**Aim:** Your task is to extract every line from the material below exactly.
___ Data records ___
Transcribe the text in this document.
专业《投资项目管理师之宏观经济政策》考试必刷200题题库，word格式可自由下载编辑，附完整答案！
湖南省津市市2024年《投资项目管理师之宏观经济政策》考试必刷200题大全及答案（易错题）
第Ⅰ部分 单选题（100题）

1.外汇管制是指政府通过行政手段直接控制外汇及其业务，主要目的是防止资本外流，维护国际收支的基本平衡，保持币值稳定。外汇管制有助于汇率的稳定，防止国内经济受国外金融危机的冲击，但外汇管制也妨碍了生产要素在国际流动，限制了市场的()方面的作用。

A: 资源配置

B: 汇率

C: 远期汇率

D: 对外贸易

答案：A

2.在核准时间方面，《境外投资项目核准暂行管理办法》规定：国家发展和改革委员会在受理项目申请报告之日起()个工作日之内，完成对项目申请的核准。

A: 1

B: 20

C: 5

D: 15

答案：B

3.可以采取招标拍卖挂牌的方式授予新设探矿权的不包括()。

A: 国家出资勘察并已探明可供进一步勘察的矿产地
___
**Reply to the task:**
Transcribe the text in this document.
专业《投资项目管理师之宏观经济政策》考试必刷200题题库，word格式可自由下载编辑，附完整答案！
湖南省津市市2024年《投资项目管理师之宏观经济政策》考试必刷200题大全及答案（易错题）
第Ⅰ部分 单选题（100题）

1.外汇管制是指政府通过行政手段直接控制外汇及其业务，主要目的是防止资本外流，维护国际收支的基本平衡，保持币值稳定。外汇管制有助于汇率的稳定，防止国内经济受国外金融危机的冲击，但外汇管制也妨碍了生产要素在国际流动，限制了市场的()方面的作用。

A: 资源配置

B: 汇率

C: 远期汇率

D: 对外贸易

答案：A

2.在核准时间方面，《境外投资项目核准暂行管理办法》规定：国家发展和改革委员会在受理项目申请报告之日起()个工作日之内，完成对项目申请的核准。

A: 1

B: 20

C: 5

D: 15

答案：B

3.可以采取招标拍卖挂牌的方式授予新设探矿权的不包括()。

A: 国家出资勘察并已探明可供进一步勘察的矿产地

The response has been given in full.